(Annotated region listings)
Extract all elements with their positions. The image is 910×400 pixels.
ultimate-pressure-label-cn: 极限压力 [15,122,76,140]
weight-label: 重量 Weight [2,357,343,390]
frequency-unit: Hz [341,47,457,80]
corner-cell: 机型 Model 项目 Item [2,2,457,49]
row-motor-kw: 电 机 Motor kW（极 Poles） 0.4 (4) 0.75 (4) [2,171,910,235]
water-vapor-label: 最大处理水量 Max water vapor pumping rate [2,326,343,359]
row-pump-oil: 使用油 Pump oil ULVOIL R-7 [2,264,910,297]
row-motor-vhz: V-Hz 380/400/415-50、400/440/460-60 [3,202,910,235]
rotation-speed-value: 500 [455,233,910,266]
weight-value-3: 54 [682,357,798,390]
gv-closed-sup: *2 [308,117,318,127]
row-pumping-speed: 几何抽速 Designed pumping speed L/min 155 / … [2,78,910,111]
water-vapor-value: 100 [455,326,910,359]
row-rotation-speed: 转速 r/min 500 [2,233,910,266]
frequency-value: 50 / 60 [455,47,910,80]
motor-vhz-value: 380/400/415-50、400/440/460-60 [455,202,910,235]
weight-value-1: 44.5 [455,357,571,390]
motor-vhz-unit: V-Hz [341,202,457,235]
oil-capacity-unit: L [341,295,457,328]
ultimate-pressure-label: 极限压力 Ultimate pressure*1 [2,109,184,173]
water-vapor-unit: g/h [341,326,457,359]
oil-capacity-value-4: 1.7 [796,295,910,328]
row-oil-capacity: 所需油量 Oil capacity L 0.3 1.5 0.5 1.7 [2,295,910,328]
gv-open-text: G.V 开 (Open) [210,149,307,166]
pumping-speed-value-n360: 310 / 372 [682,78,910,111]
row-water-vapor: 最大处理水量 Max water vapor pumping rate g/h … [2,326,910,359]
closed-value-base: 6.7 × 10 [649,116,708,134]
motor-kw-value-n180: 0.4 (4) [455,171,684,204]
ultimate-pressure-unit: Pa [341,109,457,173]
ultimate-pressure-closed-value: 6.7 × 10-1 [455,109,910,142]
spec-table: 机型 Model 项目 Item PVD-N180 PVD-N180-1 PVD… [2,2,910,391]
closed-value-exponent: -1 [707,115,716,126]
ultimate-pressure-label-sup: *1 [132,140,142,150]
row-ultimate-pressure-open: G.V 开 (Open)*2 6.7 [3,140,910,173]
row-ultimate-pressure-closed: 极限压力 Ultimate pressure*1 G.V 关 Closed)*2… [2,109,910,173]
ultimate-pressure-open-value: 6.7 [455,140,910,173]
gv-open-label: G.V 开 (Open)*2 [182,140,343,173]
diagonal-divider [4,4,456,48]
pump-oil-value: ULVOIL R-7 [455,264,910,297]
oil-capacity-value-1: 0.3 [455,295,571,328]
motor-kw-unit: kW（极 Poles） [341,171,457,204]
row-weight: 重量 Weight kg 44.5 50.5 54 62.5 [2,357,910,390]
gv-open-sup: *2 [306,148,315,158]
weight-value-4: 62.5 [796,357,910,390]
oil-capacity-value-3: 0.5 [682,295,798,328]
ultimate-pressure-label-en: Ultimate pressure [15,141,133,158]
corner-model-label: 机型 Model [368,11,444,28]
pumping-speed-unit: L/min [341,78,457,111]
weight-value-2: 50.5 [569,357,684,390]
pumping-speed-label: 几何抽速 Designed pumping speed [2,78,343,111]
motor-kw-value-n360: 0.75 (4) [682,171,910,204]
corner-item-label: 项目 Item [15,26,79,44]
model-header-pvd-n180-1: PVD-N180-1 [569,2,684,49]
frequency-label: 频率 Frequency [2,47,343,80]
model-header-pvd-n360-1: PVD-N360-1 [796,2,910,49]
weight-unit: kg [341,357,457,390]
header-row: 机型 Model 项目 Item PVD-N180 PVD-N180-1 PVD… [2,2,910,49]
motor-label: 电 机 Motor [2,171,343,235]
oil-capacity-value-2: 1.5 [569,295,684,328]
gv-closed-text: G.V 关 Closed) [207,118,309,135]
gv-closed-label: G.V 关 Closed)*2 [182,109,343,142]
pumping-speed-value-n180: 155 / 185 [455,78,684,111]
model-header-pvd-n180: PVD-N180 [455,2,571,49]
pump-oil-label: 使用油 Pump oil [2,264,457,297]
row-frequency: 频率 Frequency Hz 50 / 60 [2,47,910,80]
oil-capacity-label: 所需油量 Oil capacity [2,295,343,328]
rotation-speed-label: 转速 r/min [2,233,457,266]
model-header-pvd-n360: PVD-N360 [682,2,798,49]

[WHAT IS BEING ASKED]
Write out every line from the start of the records through the line holding "frequency-value: 50 / 60 [455,47,910,80]", inclusive, as a numbered list. Leave out any blank lines.

[OUTPUT BELOW]
1. Extract all elements with their positions. The image is 910×400 pixels.
2. ultimate-pressure-label-cn: 极限压力 [15,122,76,140]
3. weight-label: 重量 Weight [2,357,343,390]
4. frequency-unit: Hz [341,47,457,80]
5. corner-cell: 机型 Model 项目 Item [2,2,457,49]
6. row-motor-kw: 电 机 Motor kW（极 Poles） 0.4 (4) 0.75 (4) [2,171,910,235]
7. water-vapor-label: 最大处理水量 Max water vapor pumping rate [2,326,343,359]
8. row-pump-oil: 使用油 Pump oil ULVOIL R-7 [2,264,910,297]
9. row-motor-vhz: V-Hz 380/400/415-50、400/440/460-60 [3,202,910,235]
10. rotation-speed-value: 500 [455,233,910,266]
11. weight-value-3: 54 [682,357,798,390]
12. gv-closed-sup: *2 [308,117,318,127]
13. row-pumping-speed: 几何抽速 Designed pumping speed L/min 155 / … [2,78,910,111]
14. water-vapor-value: 100 [455,326,910,359]
15. row-rotation-speed: 转速 r/min 500 [2,233,910,266]
16. frequency-value: 50 / 60 [455,47,910,80]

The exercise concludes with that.